Rows from a dataset
○ ○ ○ ○

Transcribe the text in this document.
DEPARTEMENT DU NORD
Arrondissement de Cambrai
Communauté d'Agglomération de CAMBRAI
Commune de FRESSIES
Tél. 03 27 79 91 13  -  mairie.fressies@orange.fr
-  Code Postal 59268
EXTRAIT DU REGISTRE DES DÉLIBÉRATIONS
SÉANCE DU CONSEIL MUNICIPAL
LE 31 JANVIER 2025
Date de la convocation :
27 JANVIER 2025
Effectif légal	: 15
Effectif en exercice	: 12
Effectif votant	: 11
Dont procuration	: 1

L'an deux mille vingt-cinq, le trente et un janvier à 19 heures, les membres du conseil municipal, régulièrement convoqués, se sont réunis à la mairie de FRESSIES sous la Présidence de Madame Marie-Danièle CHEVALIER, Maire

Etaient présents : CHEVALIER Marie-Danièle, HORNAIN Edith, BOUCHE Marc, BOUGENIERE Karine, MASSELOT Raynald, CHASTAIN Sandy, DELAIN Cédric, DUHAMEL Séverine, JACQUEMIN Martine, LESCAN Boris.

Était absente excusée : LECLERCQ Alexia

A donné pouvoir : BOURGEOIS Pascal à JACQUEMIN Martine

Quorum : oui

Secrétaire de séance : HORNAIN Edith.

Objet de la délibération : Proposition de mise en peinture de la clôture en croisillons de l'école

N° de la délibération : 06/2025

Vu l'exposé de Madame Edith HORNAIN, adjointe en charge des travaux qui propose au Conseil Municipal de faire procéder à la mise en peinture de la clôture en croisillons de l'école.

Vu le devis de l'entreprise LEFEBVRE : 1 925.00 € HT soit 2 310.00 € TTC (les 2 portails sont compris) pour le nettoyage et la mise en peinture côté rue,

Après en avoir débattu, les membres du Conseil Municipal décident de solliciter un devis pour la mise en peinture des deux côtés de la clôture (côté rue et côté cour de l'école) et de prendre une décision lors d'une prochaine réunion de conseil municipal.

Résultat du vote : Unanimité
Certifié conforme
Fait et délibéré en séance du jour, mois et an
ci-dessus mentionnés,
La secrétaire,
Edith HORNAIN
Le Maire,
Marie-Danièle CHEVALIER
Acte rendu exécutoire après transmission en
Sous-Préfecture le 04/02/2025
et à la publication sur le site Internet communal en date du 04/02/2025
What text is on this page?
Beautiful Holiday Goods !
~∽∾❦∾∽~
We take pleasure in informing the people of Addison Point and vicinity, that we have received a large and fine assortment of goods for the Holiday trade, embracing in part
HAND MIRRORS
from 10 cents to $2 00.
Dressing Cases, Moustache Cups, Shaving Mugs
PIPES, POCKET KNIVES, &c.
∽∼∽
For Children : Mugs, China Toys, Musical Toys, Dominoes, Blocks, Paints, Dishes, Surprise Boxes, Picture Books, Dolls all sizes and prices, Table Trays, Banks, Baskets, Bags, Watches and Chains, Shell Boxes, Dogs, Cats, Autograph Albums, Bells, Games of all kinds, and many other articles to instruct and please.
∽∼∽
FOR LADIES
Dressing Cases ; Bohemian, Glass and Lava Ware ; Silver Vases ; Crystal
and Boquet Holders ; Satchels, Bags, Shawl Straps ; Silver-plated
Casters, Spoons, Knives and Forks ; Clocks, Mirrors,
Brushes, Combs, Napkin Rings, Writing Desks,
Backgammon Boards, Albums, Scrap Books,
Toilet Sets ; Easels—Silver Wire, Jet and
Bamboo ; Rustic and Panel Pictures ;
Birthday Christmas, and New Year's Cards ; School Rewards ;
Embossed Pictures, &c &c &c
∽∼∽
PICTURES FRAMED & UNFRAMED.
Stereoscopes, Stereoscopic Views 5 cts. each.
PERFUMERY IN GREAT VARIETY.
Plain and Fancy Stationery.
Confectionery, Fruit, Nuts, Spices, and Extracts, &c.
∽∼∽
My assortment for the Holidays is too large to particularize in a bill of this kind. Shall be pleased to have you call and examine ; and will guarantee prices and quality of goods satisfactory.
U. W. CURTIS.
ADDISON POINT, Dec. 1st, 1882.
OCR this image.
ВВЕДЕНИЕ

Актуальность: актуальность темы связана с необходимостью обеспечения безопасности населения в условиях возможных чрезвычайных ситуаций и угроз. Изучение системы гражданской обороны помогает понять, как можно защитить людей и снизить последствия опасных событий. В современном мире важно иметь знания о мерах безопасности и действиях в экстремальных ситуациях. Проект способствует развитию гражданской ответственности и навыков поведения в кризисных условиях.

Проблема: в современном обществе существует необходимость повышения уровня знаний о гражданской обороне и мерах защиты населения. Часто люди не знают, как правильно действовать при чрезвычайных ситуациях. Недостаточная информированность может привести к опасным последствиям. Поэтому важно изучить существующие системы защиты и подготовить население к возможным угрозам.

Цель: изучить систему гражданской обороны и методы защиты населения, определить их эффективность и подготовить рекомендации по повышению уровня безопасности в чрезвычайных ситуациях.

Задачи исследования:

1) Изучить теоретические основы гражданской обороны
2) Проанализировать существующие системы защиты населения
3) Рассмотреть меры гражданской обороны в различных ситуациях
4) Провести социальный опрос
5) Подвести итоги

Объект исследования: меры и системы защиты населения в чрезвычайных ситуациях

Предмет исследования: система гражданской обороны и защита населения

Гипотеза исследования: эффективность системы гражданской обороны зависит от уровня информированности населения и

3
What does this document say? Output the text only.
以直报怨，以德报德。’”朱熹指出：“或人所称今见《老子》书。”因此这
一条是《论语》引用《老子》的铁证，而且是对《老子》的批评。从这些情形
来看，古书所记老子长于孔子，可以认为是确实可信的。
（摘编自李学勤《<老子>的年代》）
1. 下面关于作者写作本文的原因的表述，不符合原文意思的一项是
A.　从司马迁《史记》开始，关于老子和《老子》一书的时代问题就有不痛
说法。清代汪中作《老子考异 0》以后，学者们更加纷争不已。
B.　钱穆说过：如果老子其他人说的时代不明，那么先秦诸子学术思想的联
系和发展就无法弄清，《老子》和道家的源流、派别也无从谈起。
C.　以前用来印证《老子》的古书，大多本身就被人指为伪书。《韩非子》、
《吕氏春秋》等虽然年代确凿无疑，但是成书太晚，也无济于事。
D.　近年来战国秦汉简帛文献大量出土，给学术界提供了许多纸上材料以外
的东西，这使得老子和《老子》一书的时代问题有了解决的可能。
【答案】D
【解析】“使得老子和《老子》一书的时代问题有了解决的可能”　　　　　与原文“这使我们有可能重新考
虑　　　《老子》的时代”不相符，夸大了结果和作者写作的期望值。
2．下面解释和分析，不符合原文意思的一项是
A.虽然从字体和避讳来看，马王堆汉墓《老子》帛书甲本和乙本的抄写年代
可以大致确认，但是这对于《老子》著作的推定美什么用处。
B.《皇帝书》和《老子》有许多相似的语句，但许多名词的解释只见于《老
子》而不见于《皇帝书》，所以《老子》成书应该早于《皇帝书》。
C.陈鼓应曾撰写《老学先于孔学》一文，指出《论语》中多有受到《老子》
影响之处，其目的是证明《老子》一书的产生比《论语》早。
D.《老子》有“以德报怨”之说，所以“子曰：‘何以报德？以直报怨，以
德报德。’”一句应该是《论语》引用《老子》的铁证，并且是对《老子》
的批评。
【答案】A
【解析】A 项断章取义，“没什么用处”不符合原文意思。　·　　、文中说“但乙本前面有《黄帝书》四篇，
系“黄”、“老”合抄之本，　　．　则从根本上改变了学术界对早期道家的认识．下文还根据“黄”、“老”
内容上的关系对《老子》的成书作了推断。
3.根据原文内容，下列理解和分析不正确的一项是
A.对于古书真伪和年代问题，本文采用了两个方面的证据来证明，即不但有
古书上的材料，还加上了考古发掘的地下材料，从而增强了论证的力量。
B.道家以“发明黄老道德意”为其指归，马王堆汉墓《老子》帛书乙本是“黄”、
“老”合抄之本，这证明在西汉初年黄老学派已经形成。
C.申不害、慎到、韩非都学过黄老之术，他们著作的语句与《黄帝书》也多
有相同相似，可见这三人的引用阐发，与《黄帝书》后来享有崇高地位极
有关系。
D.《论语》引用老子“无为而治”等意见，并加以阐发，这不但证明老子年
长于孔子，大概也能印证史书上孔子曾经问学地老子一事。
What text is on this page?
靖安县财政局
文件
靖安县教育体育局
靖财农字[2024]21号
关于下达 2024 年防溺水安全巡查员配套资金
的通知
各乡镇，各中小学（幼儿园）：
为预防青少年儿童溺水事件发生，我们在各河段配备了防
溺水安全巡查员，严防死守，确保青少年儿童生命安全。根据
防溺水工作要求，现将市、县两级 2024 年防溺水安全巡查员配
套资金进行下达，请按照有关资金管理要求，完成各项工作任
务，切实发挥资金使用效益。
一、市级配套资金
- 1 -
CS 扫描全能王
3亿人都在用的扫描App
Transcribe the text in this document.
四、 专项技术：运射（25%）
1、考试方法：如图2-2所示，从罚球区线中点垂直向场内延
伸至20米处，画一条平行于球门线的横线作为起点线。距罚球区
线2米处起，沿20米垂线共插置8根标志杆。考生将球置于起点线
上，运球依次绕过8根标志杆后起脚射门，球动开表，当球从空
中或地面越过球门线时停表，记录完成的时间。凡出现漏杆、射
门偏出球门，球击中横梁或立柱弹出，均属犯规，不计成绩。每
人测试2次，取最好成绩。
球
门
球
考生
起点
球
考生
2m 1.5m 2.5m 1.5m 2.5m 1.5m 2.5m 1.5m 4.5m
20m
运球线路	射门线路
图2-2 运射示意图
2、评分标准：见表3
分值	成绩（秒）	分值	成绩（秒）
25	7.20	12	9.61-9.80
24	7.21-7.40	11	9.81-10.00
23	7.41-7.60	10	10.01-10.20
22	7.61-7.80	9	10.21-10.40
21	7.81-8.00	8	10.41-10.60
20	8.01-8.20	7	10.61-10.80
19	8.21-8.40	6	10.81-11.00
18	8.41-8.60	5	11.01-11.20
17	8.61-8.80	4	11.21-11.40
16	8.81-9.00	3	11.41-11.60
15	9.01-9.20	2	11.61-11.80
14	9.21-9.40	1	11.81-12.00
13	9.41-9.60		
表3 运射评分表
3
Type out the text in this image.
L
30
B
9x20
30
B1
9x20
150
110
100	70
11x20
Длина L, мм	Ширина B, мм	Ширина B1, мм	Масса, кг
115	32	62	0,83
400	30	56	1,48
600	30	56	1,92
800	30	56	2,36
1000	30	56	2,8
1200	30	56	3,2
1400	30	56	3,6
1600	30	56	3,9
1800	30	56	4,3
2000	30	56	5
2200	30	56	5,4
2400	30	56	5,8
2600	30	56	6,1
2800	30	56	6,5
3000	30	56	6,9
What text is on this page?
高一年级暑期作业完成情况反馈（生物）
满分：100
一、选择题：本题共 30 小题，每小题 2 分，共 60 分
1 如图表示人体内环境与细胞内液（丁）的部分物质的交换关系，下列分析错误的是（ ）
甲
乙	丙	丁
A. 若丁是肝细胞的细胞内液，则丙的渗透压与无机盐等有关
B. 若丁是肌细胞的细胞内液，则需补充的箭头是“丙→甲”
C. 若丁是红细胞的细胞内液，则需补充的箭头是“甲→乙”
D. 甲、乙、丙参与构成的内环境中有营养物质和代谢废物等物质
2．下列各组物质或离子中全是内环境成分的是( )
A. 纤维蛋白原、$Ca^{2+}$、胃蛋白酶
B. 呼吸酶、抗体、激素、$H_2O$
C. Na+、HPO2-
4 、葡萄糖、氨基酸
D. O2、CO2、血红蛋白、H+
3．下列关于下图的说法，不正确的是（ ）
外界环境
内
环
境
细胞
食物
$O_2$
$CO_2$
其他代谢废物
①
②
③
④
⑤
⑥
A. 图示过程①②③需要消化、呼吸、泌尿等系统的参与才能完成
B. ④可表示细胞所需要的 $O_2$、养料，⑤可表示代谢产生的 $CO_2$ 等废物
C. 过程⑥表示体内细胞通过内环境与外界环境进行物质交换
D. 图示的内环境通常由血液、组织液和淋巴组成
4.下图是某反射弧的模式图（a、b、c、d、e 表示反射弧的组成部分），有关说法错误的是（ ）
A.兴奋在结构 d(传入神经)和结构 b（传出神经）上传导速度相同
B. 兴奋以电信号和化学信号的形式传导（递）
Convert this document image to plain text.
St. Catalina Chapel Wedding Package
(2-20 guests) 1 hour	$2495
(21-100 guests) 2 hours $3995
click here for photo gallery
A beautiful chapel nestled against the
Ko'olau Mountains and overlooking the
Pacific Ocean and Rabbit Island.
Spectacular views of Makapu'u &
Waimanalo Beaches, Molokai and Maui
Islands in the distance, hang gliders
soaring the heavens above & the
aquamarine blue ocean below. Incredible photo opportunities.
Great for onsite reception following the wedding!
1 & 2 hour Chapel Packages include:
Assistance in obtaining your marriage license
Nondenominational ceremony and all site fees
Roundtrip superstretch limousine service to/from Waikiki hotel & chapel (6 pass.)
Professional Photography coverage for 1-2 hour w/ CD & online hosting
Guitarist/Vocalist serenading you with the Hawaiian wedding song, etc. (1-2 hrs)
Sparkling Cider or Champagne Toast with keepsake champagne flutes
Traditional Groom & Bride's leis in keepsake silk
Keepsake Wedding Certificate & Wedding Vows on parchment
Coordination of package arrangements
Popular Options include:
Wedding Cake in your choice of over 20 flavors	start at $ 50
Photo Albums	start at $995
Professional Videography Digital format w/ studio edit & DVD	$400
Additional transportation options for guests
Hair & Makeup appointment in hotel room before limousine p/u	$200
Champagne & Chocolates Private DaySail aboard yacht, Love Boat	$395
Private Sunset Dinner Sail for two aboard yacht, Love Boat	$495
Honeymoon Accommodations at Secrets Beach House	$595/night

○ ○ ○ ○

_WHAT TO DO_
State the number of lines in the preceding entries that include the word "peinture". Provide nothing else.

_FULL ANSWER_
4